Stored data:
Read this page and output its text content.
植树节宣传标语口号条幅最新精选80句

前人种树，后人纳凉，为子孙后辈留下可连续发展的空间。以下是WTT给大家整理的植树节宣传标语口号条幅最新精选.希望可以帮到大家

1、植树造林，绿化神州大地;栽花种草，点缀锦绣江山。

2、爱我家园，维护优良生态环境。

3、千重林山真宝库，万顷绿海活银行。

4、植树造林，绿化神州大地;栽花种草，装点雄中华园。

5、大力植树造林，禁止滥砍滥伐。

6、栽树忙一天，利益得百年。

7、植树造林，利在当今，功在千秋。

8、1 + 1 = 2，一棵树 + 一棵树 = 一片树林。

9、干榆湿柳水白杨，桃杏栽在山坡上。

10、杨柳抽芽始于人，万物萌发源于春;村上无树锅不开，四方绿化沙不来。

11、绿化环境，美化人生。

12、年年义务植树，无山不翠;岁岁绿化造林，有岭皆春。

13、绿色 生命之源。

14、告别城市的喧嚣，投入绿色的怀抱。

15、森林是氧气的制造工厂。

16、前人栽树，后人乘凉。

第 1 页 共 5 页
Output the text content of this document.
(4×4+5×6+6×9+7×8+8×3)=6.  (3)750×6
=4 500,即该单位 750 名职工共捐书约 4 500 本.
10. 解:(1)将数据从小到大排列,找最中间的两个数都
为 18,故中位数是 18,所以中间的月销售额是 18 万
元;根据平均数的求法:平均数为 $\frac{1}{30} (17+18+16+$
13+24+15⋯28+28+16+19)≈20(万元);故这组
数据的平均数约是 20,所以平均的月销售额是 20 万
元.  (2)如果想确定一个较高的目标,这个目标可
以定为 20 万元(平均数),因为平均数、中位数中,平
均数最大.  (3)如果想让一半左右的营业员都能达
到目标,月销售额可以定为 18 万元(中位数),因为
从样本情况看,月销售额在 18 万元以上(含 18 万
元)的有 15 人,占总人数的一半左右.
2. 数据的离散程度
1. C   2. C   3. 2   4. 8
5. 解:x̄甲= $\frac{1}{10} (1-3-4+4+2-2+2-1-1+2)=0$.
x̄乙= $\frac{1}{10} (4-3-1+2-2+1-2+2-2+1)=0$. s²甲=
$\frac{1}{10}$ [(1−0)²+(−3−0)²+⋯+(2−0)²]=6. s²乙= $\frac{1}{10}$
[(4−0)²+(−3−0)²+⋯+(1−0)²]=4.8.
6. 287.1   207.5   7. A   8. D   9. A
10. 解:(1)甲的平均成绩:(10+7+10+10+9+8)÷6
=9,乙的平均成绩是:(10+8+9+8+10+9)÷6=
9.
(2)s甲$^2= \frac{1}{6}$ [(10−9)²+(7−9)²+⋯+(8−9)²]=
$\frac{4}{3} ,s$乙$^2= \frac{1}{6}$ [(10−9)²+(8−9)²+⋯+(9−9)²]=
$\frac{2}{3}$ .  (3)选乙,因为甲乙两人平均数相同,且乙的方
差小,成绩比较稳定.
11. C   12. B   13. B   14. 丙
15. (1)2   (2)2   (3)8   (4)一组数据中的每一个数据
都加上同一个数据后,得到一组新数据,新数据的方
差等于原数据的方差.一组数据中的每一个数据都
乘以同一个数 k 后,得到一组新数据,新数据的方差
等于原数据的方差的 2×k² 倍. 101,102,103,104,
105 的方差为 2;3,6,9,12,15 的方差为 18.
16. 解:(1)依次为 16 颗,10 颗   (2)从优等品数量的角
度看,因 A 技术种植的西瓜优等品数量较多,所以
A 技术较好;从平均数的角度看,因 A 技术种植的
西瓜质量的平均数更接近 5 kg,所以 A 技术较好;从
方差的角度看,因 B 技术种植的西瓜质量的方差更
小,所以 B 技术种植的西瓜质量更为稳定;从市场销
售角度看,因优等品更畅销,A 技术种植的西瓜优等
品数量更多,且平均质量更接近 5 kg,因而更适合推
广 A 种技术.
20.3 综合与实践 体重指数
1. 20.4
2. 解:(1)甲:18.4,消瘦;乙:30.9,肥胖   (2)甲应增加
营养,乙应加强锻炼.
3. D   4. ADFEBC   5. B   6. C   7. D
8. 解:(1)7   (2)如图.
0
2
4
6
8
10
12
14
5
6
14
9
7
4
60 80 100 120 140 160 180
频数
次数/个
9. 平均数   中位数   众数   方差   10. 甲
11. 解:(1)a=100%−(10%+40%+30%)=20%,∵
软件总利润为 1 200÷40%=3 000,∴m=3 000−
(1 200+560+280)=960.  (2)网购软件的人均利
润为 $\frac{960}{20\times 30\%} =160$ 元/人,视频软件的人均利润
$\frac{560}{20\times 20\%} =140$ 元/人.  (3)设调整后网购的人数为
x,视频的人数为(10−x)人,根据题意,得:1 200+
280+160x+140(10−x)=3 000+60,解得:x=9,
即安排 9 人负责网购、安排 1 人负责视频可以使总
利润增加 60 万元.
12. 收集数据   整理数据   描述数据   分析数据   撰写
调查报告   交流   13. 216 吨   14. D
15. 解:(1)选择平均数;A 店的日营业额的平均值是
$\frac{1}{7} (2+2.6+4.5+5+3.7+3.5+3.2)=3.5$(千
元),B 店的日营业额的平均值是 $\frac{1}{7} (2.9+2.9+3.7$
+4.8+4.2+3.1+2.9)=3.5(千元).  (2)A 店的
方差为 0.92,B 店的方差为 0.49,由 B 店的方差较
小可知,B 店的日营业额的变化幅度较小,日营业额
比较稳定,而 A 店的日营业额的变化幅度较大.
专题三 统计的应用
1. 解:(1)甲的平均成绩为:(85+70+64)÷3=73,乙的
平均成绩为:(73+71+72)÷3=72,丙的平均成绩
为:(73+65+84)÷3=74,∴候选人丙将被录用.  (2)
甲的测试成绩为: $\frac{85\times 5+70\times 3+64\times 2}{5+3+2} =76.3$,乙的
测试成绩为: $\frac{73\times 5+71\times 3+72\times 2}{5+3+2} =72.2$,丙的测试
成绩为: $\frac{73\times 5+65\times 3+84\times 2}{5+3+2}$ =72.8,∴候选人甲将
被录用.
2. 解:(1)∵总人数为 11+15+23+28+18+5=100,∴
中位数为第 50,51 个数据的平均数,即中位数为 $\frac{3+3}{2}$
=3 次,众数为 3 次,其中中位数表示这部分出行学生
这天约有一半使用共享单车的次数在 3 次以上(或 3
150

Exercise requirements: Using the entries above, return each line in which the word "text" occurs.

Written solution:
Read this page and output its text content.
Output the text content of this document.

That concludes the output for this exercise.